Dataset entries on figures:
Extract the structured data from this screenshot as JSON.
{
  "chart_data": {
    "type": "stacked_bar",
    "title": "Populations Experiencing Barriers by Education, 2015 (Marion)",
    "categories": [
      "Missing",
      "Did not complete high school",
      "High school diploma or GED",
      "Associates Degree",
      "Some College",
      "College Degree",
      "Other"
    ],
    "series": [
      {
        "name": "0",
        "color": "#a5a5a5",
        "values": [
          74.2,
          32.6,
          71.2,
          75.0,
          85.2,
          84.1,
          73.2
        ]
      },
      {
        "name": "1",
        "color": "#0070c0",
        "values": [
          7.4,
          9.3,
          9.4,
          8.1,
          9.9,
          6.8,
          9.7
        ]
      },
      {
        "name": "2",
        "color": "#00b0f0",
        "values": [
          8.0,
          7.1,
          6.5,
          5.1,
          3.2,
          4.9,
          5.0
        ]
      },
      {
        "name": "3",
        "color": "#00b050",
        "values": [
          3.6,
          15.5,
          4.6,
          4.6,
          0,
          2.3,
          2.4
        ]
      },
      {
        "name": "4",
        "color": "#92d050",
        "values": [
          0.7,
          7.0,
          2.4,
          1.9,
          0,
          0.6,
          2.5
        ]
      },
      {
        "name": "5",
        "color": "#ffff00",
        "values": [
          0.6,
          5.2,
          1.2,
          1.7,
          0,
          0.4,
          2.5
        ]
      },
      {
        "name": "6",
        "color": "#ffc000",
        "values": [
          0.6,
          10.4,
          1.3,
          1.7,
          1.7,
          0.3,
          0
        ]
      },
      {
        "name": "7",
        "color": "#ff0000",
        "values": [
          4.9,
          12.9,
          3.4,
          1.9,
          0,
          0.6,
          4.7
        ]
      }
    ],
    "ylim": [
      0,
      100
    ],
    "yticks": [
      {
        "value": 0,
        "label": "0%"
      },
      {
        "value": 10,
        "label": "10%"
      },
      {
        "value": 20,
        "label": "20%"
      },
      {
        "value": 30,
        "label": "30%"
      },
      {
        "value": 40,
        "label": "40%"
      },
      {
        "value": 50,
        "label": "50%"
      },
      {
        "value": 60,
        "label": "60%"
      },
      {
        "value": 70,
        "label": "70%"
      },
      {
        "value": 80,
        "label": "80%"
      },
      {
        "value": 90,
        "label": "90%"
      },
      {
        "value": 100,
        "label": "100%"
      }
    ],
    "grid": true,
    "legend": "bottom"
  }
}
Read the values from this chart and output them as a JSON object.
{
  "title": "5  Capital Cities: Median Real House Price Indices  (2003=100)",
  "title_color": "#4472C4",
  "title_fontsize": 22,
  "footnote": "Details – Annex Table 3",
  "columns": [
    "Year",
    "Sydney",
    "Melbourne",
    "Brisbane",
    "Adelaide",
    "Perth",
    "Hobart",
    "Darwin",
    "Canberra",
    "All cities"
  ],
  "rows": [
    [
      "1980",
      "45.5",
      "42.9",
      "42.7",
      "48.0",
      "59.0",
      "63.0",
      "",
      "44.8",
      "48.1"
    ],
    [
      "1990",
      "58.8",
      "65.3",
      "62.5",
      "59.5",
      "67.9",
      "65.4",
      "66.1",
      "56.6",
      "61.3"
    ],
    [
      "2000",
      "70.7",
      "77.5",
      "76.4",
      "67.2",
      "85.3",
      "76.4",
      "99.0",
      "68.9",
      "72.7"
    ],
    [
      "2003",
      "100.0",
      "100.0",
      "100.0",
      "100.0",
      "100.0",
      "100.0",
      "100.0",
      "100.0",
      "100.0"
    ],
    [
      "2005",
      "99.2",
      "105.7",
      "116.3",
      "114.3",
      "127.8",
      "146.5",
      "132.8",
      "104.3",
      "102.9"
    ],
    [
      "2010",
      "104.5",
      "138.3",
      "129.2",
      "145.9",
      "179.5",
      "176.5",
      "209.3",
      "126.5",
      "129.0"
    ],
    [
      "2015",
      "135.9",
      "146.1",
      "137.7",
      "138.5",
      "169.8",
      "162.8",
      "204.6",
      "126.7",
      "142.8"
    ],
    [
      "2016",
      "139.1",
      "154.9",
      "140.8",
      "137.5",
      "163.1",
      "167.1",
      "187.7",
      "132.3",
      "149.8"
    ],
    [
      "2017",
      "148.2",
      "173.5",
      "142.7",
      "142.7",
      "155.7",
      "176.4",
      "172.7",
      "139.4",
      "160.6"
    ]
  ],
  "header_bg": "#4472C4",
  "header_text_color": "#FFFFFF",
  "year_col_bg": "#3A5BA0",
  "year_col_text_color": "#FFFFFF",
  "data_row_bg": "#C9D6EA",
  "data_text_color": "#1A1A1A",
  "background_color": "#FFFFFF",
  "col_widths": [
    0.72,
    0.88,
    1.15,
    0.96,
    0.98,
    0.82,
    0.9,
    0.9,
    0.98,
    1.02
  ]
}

THE EXERCISE |
Output all of the material exactly as written.

THE OUTPUT |
Extract the structured data from this screenshot as JSON.
{
  "chart_data": {
    "type": "stacked_bar",
    "title": "Populations Experiencing Barriers by Education, 2015 (Marion)",
    "categories": [
      "Missing",
      "Did not complete high school",
      "High school diploma or GED",
      "Associates Degree",
      "Some College",
      "College Degree",
      "Other"
    ],
    "series": [
      {
        "name": "0",
        "color": "#a5a5a5",
        "values": [
          74.2,
          32.6,
          71.2,
          75.0,
          85.2,
          84.1,
          73.2
        ]
      },
      {
        "name": "1",
        "color": "#0070c0",
        "values": [
          7.4,
          9.3,
          9.4,
          8.1,
          9.9,
          6.8,
          9.7
        ]
      },
      {
        "name": "2",
        "color": "#00b0f0",
        "values": [
          8.0,
          7.1,
          6.5,
          5.1,
          3.2,
          4.9,
          5.0
        ]
      },
      {
        "name": "3",
        "color": "#00b050",
        "values": [
          3.6,
          15.5,
          4.6,
          4.6,
          0,
          2.3,
          2.4
        ]
      },
      {
        "name": "4",
        "color": "#92d050",
        "values": [
          0.7,
          7.0,
          2.4,
          1.9,
          0,
          0.6,
          2.5
        ]
      },
      {
        "name": "5",
        "color": "#ffff00",
        "values": [
          0.6,
          5.2,
          1.2,
          1.7,
          0,
          0.4,
          2.5
        ]
      },
      {
        "name": "6",
        "color": "#ffc000",
        "values": [
          0.6,
          10.4,
          1.3,
          1.7,
          1.7,
          0.3,
          0
        ]
      },
      {
        "name": "7",
        "color": "#ff0000",
        "values": [
          4.9,
          12.9,
          3.4,
          1.9,
          0,
          0.6,
          4.7
        ]
      }
    ],
    "ylim": [
      0,
      100
    ],
    "yticks": [
      {
        "value": 0,
        "label": "0%"
      },
      {
        "value": 10,
        "label": "10%"
      },
      {
        "value": 20,
        "label": "20%"
      },
      {
        "value": 30,
        "label": "30%"
      },
      {
        "value": 40,
        "label": "40%"
      },
      {
        "value": 50,
        "label": "50%"
      },
      {
        "value": 60,
        "label": "60%"
      },
      {
        "value": 70,
        "label": "70%"
      },
      {
        "value": 80,
        "label": "80%"
      },
      {
        "value": 90,
        "label": "90%"
      },
      {
        "value": 100,
        "label": "100%"
      }
    ],
    "grid": true,
    "legend": "bottom"
  }
}
Read the values from this chart and output them as a JSON object.
{
  "title": "5  Capital Cities: Median Real House Price Indices  (2003=100)",
  "title_color": "#4472C4",
  "title_fontsize": 22,
  "footnote": "Details – Annex Table 3",
  "columns": [
    "Year",
    "Sydney",
    "Melbourne",
    "Brisbane",
    "Adelaide",
    "Perth",
    "Hobart",
    "Darwin",
    "Canberra",
    "All cities"
  ],
  "rows": [
    [
      "1980",
      "45.5",
      "42.9",
      "42.7",
      "48.0",
      "59.0",
      "63.0",
      "",
      "44.8",
      "48.1"
    ],
    [
      "1990",
      "58.8",
      "65.3",
      "62.5",
      "59.5",
      "67.9",
      "65.4",
      "66.1",
      "56.6",
      "61.3"
    ],
    [
      "2000",
      "70.7",
      "77.5",
      "76.4",
      "67.2",
      "85.3",
      "76.4",
      "99.0",
      "68.9",
      "72.7"
    ],
    [
      "2003",
      "100.0",
      "100.0",
      "100.0",
      "100.0",
      "100.0",
      "100.0",
      "100.0",
      "100.0",
      "100.0"
    ],
    [
      "2005",
      "99.2",
      "105.7",
      "116.3",
      "114.3",
      "127.8",
      "146.5",
      "132.8",
      "104.3",
      "102.9"
    ],
    [
      "2010",
      "104.5",
      "138.3",
      "129.2",
      "145.9",
      "179.5",
      "176.5",
      "209.3",
      "126.5",
      "129.0"
    ],
    [
      "2015",
      "135.9",
      "146.1",
      "137.7",
      "138.5",
      "169.8",
      "162.8",
      "204.6",
      "126.7",
      "142.8"
    ],
    [
      "2016",
      "139.1",
      "154.9",
      "140.8",
      "137.5",
      "163.1",
      "167.1",
      "187.7",
      "132.3",
      "149.8"
    ],
    [
      "2017",
      "148.2",
      "173.5",
      "142.7",
      "142.7",
      "155.7",
      "176.4",
      "172.7",
      "139.4",
      "160.6"
    ]
  ],
  "header_bg": "#4472C4",
  "header_text_color": "#FFFFFF",
  "year_col_bg": "#3A5BA0",
  "year_col_text_color": "#FFFFFF",
  "data_row_bg": "#C9D6EA",
  "data_text_color": "#1A1A1A",
  "background_color": "#FFFFFF",
  "col_widths": [
    0.72,
    0.88,
    1.15,
    0.96,
    0.98,
    0.82,
    0.9,
    0.9,
    0.98,
    1.02
  ]
}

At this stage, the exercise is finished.